• **Given data**:
=======
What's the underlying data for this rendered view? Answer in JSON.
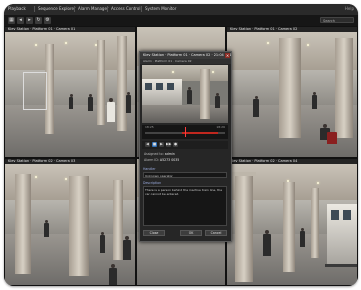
{
  "menubar": {
    "items": [
      "Playback",
      "Sequence Explorer",
      "Alarm Manager",
      "Access Control",
      "System Monitor"
    ],
    "right_label": "Help"
  },
  "toolbar": {
    "search_placeholder": "Search"
  },
  "cameras": [
    {
      "title": "Kiev Station · Platform 01 · Camera 01"
    },
    {
      "title": "Kiev Station · Platform 01 · Camera 02"
    },
    {
      "title": "Kiev Station · Platform 02 · Camera 03"
    },
    {
      "title": "Kiev Station · Platform 02 · Camera 04"
    }
  ],
  "dialog": {
    "title": "Kiev Station · Platform 01 · Camera 02 · 21:04 2012 18:25:46",
    "close_glyph": "×",
    "subtitle": "Alarm · Platform 01 · Camera 02",
    "timeline_start": "18:25",
    "timeline_end": "18:26",
    "controls": [
      "◀",
      "■",
      "▶",
      "▶▶",
      "●"
    ],
    "fields": [
      {
        "label": "Assigned to",
        "value": "admin"
      },
      {
        "label": "Alarm ID",
        "value": "A5273 0035"
      }
    ],
    "section_handler": "Handler",
    "handler_value": "Unknown operator",
    "section_description": "Description",
    "description_text": "There is a person behind the inactive train line, the car cannot be entered.",
    "buttons": [
      "Close",
      "OK",
      "Cancel"
    ]
  },
  "colors": {
    "frame": "#1c1c1c",
    "accent_red": "#c0271e",
    "accent_blue": "#2f6fb5"
  }
}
=======
• **Problem statement**:
Quote the data above in full and without alteration; skip the pictures.

• **Finished exercise**:
What's the underlying data for this rendered view? Answer in JSON.
{
  "menubar": {
    "items": [
      "Playback",
      "Sequence Explorer",
      "Alarm Manager",
      "Access Control",
      "System Monitor"
    ],
    "right_label": "Help"
  },
  "toolbar": {
    "search_placeholder": "Search"
  },
  "cameras": [
    {
      "title": "Kiev Station · Platform 01 · Camera 01"
    },
    {
      "title": "Kiev Station · Platform 01 · Camera 02"
    },
    {
      "title": "Kiev Station · Platform 02 · Camera 03"
    },
    {
      "title": "Kiev Station · Platform 02 · Camera 04"
    }
  ],
  "dialog": {
    "title": "Kiev Station · Platform 01 · Camera 02 · 21:04 2012 18:25:46",
    "close_glyph": "×",
    "subtitle": "Alarm · Platform 01 · Camera 02",
    "timeline_start": "18:25",
    "timeline_end": "18:26",
    "controls": [
      "◀",
      "■",
      "▶",
      "▶▶",
      "●"
    ],
    "fields": [
      {
        "label": "Assigned to",
        "value": "admin"
      },
      {
        "label": "Alarm ID",
        "value": "A5273 0035"
      }
    ],
    "section_handler": "Handler",
    "handler_value": "Unknown operator",
    "section_description": "Description",
    "description_text": "There is a person behind the inactive train line, the car cannot be entered.",
    "buttons": [
      "Close",
      "OK",
      "Cancel"
    ]
  },
  "colors": {
    "frame": "#1c1c1c",
    "accent_red": "#c0271e",
    "accent_blue": "#2f6fb5"
  }
}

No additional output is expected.